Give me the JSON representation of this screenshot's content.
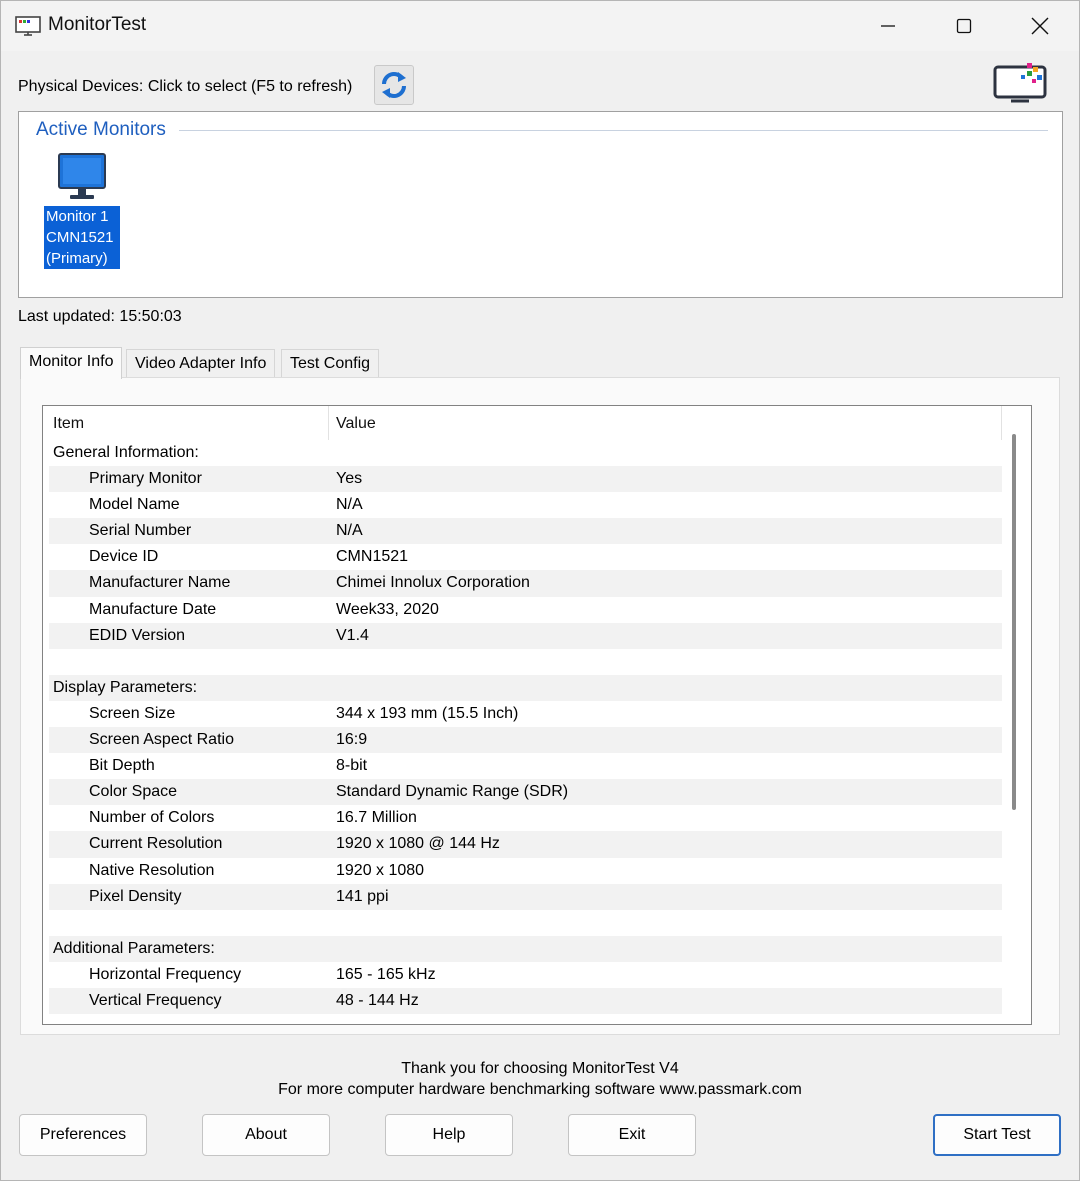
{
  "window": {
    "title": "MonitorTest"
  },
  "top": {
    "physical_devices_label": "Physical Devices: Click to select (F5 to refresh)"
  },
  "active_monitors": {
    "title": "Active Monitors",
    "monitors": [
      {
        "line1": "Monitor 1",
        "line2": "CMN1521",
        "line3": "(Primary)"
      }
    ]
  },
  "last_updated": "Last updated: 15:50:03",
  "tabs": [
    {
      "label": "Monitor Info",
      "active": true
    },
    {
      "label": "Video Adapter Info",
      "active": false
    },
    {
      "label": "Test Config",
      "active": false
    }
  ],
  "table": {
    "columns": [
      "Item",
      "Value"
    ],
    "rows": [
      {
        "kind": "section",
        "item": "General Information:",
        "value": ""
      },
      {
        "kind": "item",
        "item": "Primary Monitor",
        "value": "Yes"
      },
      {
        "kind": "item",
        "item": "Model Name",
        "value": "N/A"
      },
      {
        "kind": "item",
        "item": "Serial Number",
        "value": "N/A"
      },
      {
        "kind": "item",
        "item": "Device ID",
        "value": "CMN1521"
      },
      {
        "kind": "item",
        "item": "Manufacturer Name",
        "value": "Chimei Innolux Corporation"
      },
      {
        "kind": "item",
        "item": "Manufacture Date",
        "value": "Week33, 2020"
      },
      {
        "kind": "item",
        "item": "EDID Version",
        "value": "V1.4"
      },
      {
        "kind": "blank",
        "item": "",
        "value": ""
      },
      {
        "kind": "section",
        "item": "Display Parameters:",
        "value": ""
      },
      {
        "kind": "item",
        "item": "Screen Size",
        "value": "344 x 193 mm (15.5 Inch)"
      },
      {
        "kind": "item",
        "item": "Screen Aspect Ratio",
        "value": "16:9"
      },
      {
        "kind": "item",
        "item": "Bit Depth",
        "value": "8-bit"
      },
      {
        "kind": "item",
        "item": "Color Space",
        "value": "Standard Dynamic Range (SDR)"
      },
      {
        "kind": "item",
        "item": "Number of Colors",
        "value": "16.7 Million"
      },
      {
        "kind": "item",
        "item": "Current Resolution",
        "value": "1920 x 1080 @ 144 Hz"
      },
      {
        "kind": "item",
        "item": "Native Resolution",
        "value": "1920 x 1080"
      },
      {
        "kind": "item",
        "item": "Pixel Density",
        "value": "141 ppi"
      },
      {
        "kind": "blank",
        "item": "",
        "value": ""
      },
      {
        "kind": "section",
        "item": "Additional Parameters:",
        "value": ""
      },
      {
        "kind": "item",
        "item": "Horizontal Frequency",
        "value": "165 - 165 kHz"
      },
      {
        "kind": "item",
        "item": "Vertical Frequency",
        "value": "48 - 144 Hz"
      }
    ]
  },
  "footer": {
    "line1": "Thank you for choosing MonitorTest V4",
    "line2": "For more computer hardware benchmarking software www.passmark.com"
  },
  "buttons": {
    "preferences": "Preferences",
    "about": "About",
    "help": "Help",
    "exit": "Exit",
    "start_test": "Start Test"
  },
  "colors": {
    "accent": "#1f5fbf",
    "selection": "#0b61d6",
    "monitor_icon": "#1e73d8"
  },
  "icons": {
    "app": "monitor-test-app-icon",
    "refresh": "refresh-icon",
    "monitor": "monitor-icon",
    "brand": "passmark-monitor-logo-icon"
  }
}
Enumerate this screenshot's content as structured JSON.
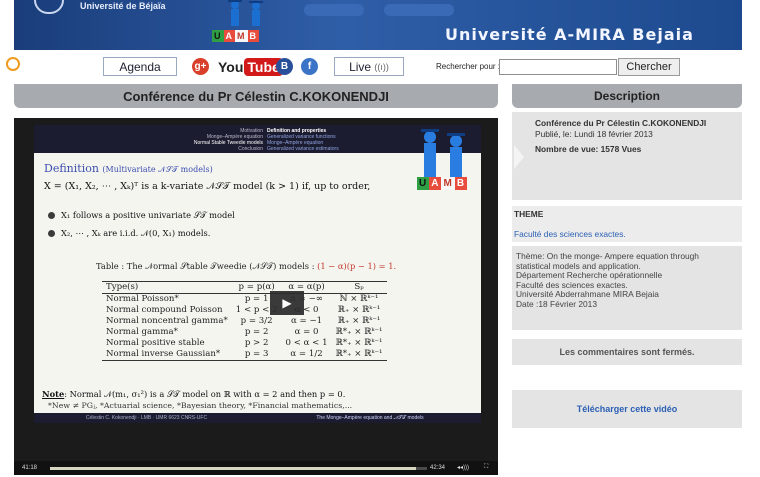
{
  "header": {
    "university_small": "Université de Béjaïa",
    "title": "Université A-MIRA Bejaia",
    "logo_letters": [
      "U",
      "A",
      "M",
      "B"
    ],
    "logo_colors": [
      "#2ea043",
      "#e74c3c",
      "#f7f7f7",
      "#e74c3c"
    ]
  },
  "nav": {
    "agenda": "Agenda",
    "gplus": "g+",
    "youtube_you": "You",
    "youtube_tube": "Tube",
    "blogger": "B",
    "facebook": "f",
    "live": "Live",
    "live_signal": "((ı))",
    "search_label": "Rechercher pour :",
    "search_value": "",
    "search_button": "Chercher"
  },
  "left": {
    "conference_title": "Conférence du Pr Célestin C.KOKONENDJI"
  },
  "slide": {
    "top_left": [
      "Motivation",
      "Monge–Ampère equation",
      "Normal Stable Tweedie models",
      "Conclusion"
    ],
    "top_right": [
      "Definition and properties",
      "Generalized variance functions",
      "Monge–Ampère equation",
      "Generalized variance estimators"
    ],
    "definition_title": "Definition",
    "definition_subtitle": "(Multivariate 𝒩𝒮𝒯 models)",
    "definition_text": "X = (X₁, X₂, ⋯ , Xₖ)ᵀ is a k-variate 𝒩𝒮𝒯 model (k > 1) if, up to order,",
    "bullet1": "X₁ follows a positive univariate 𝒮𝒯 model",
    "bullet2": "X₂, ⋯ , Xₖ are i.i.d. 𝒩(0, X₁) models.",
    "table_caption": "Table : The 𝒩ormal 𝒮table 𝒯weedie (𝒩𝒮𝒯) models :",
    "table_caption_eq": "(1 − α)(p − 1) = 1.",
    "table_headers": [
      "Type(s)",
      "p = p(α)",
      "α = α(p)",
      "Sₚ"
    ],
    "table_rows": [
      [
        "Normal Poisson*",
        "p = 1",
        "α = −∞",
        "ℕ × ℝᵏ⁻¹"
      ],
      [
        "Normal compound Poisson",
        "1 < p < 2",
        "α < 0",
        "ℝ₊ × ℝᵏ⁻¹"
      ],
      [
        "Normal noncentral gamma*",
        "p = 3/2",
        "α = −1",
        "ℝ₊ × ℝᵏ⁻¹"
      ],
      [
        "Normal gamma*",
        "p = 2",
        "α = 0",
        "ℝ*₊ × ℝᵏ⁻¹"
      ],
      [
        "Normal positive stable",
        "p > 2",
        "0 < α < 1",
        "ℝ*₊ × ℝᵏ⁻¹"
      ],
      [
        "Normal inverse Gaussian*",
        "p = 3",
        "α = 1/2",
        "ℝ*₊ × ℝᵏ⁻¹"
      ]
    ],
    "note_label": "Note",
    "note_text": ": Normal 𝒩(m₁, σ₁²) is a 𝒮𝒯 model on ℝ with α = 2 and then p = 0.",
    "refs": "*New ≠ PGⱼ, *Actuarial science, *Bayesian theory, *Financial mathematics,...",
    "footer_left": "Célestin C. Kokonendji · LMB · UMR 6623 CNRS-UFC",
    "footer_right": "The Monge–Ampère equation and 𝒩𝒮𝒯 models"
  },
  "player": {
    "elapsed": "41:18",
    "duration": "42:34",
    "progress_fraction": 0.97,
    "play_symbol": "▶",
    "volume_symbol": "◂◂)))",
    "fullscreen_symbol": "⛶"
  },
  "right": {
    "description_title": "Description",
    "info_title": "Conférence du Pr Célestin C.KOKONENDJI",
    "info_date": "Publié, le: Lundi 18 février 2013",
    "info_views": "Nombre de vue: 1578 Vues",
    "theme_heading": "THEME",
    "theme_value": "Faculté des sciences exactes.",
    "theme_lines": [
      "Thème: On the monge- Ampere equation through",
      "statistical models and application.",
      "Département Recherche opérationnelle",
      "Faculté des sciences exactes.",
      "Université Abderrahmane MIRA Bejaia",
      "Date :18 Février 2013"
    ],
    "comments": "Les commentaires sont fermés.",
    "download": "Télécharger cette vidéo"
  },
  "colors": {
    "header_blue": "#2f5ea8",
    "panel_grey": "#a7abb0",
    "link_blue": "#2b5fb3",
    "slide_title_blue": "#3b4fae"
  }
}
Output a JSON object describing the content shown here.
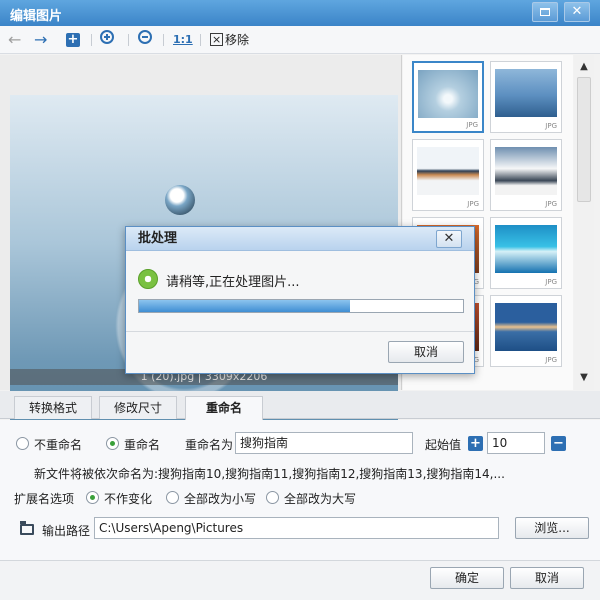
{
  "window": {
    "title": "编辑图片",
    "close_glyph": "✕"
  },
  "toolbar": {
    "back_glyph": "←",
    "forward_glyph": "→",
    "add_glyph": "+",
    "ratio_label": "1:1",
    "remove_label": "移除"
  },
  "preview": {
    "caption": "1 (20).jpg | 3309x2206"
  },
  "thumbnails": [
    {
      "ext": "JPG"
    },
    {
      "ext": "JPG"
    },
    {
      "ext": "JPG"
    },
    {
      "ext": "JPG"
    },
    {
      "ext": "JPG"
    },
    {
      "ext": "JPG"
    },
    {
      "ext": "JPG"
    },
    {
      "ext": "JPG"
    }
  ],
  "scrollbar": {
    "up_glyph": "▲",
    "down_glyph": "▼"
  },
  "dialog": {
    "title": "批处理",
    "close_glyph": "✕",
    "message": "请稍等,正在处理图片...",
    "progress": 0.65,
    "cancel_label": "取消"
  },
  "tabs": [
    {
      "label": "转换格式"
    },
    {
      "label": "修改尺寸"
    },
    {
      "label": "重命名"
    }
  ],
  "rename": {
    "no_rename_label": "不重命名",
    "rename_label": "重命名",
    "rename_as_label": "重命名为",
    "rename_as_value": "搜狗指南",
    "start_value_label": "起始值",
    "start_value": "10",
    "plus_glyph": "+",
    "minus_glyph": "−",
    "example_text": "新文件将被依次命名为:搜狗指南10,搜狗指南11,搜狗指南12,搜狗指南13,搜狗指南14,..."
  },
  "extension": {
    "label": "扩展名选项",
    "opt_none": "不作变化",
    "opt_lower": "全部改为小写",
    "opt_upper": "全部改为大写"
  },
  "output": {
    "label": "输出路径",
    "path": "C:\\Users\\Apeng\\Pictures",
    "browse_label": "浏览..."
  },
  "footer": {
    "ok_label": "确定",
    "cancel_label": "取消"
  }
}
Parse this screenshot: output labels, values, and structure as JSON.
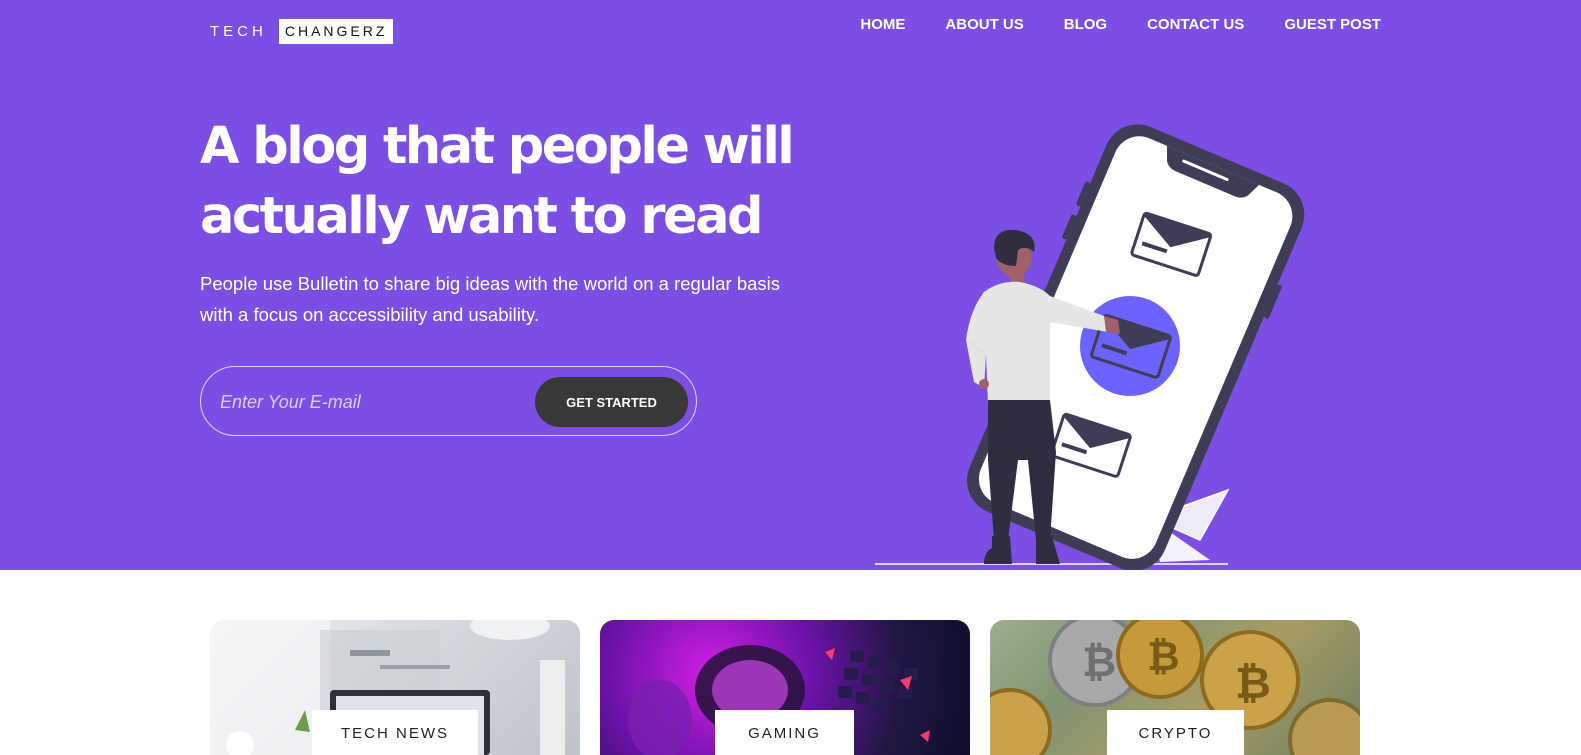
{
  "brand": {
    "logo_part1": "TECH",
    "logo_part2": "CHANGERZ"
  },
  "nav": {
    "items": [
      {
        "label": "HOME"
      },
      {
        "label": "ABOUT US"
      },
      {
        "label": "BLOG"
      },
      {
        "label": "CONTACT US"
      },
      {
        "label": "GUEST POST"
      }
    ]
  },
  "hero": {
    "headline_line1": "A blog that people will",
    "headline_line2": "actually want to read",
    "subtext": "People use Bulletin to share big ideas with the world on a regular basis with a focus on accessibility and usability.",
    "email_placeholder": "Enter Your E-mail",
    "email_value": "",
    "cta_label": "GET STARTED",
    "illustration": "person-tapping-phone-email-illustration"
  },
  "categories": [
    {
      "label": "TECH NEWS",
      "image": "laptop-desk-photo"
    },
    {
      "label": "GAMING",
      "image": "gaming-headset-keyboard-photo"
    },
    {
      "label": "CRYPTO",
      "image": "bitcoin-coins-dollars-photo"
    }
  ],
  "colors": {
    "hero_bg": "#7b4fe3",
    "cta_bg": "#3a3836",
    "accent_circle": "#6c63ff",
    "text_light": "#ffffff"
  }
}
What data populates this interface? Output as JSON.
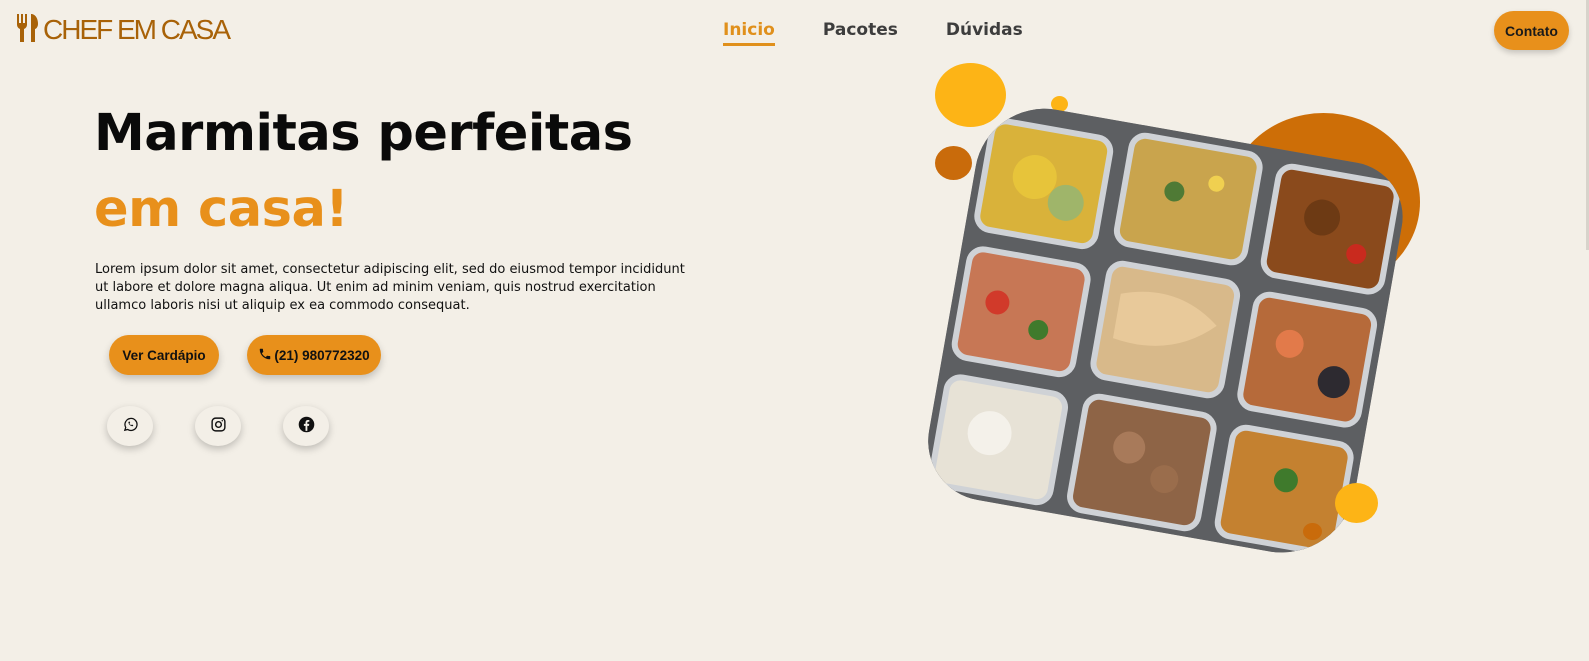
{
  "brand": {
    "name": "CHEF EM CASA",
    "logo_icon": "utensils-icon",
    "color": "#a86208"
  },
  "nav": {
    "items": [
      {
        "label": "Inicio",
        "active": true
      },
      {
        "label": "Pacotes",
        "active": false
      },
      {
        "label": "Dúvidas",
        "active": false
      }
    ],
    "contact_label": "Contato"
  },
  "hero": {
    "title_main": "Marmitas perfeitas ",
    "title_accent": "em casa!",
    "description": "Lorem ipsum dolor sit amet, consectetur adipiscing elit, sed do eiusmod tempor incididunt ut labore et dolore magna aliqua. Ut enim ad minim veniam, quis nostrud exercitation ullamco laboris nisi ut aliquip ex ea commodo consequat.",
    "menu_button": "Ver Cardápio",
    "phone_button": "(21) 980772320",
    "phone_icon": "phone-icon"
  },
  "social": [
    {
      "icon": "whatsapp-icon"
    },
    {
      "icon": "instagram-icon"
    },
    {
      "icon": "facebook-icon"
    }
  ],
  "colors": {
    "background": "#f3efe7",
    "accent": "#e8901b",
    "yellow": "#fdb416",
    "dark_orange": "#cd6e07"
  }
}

***

• TASK GOAL:
Gather all the lines that include the word "Conférence" and copy them out.

• RIGHT ANSWER:
    "conference_title": "Conférence du Pr Célestin C.KOKONENDJI"
    "info_title": "Conférence du Pr Célestin C.KOKONENDJI",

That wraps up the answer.